Return exactly the lines from the one containing "What's the underlying" through the last line of the records below, both included, and leave out any pictures.

"""

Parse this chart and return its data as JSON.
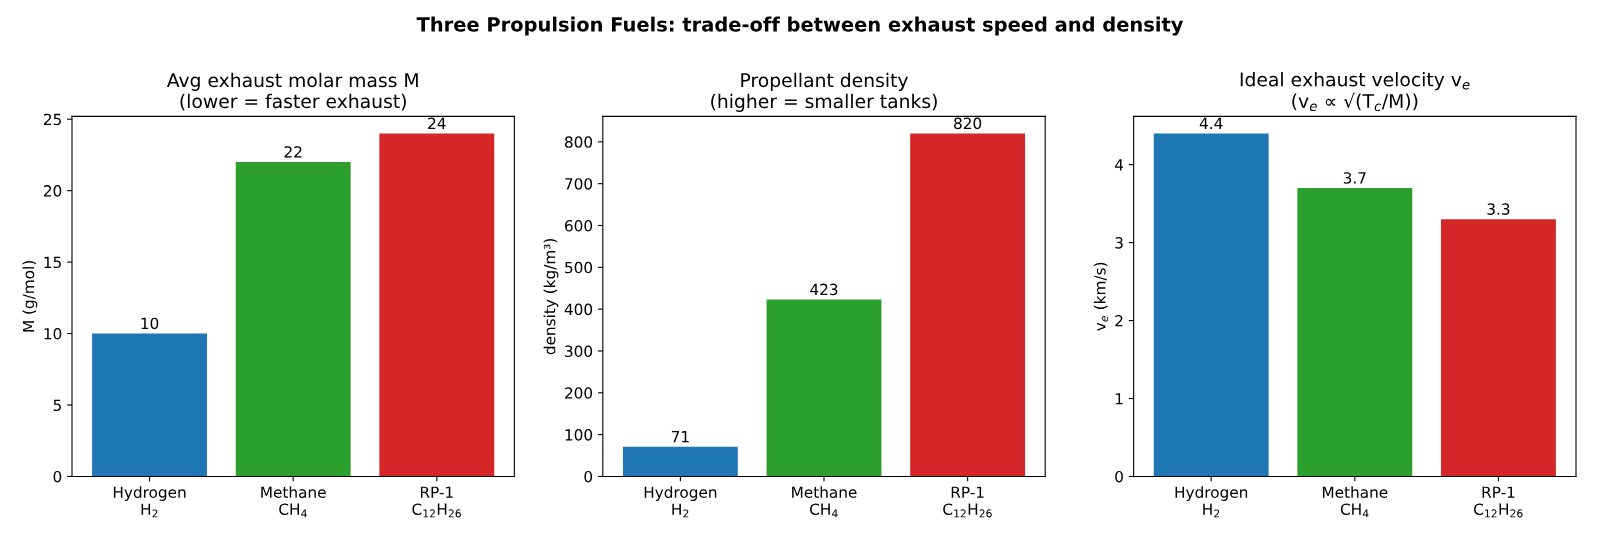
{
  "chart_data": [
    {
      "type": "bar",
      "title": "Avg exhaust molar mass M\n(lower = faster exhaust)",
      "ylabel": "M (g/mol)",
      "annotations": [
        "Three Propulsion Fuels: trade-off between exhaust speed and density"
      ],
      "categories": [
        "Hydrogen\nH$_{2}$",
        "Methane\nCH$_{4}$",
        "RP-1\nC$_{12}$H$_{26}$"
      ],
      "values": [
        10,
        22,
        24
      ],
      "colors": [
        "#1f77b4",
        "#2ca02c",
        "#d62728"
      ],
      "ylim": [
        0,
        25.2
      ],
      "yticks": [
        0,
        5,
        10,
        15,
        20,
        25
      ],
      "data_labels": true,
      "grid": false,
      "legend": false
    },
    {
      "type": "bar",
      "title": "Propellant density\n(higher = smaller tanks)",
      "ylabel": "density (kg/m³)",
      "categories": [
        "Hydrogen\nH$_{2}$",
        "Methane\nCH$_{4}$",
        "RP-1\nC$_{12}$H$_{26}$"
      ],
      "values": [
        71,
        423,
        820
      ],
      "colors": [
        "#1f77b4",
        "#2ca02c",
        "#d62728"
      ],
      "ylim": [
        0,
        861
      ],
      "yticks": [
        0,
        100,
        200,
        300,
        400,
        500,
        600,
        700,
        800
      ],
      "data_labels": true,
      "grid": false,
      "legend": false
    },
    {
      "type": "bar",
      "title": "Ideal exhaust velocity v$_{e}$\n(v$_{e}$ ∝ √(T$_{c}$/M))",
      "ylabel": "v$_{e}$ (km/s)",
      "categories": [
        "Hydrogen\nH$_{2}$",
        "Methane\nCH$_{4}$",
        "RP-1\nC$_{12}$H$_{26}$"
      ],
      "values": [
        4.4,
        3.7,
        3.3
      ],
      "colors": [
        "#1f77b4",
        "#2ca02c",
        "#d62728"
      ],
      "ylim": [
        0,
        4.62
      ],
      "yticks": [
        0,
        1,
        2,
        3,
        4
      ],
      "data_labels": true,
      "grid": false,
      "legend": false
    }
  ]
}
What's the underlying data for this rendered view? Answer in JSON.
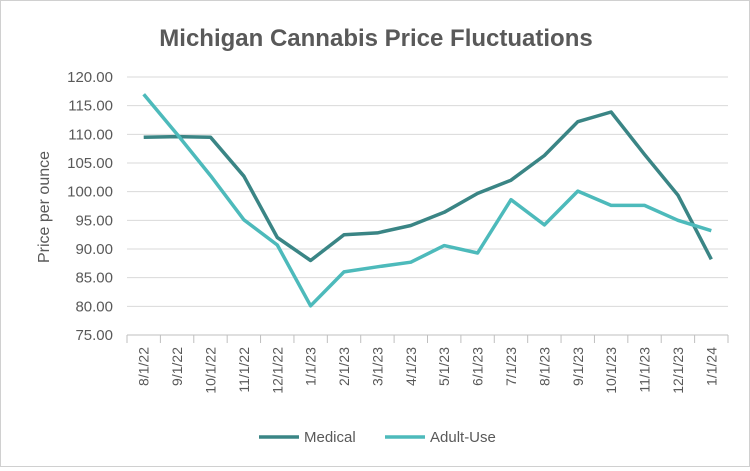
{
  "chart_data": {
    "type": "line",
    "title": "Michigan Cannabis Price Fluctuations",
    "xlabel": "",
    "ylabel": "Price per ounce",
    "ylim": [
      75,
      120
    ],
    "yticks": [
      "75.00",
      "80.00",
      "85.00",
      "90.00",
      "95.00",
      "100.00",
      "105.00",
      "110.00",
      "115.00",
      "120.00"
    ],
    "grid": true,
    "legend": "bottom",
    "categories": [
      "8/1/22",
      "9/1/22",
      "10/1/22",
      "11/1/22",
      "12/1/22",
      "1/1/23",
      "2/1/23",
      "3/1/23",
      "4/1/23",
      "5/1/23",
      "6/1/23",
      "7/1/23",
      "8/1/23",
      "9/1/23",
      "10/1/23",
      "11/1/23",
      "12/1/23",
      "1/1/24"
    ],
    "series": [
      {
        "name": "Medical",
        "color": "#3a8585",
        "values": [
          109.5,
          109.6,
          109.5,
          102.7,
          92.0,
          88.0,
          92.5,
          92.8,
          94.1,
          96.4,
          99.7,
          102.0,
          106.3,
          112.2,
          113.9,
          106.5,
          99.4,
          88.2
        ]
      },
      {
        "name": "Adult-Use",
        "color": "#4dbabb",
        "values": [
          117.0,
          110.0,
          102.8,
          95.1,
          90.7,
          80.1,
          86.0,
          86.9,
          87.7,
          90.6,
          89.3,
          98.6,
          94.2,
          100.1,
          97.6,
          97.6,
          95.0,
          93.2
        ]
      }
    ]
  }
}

"""

# Response
What's the underlying data for this rendered view? Answer in JSON.
{
  "chart_data": {
    "type": "line",
    "title": "Michigan Cannabis Price Fluctuations",
    "xlabel": "",
    "ylabel": "Price per ounce",
    "ylim": [
      75,
      120
    ],
    "yticks": [
      "75.00",
      "80.00",
      "85.00",
      "90.00",
      "95.00",
      "100.00",
      "105.00",
      "110.00",
      "115.00",
      "120.00"
    ],
    "grid": true,
    "legend": "bottom",
    "categories": [
      "8/1/22",
      "9/1/22",
      "10/1/22",
      "11/1/22",
      "12/1/22",
      "1/1/23",
      "2/1/23",
      "3/1/23",
      "4/1/23",
      "5/1/23",
      "6/1/23",
      "7/1/23",
      "8/1/23",
      "9/1/23",
      "10/1/23",
      "11/1/23",
      "12/1/23",
      "1/1/24"
    ],
    "series": [
      {
        "name": "Medical",
        "color": "#3a8585",
        "values": [
          109.5,
          109.6,
          109.5,
          102.7,
          92.0,
          88.0,
          92.5,
          92.8,
          94.1,
          96.4,
          99.7,
          102.0,
          106.3,
          112.2,
          113.9,
          106.5,
          99.4,
          88.2
        ]
      },
      {
        "name": "Adult-Use",
        "color": "#4dbabb",
        "values": [
          117.0,
          110.0,
          102.8,
          95.1,
          90.7,
          80.1,
          86.0,
          86.9,
          87.7,
          90.6,
          89.3,
          98.6,
          94.2,
          100.1,
          97.6,
          97.6,
          95.0,
          93.2
        ]
      }
    ]
  }
}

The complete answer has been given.